**Task description:**
Identify and pull out each line of the entries in which "count" occurs.

**Recorded information:**
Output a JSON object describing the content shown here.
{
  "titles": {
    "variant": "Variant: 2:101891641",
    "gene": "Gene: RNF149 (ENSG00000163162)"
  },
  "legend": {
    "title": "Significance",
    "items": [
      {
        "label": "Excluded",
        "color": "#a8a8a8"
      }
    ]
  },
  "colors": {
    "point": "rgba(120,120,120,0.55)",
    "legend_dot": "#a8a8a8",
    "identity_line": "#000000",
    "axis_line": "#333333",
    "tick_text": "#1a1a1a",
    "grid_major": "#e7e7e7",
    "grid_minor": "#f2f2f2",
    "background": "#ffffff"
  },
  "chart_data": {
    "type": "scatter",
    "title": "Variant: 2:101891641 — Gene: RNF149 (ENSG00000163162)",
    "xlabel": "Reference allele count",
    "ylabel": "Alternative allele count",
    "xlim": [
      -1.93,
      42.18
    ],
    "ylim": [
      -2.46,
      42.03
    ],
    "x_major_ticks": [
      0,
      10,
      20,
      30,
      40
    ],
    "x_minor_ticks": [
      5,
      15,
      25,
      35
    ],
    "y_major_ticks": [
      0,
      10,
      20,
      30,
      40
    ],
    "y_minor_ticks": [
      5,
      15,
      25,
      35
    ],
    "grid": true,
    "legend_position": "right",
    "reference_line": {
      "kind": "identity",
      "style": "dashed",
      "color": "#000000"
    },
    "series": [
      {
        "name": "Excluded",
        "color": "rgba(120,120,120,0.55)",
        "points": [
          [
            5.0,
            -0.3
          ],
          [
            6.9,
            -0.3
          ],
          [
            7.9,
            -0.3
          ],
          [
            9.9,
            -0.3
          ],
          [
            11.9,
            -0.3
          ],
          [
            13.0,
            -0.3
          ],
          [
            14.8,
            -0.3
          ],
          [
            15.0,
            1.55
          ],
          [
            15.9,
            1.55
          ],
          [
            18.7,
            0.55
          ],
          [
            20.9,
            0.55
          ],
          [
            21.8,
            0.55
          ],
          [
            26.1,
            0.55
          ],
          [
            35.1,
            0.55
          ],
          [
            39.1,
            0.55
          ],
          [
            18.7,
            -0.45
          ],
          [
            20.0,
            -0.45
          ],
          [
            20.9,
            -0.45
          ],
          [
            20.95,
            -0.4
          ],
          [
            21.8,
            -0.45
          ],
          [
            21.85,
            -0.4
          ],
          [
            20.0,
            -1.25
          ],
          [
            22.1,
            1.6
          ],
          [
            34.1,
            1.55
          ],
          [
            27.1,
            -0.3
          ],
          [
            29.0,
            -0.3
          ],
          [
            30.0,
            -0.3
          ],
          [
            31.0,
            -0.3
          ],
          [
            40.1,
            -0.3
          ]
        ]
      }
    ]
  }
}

**Correct response:**
    "xlabel": "Reference allele count",
    "ylabel": "Alternative allele count",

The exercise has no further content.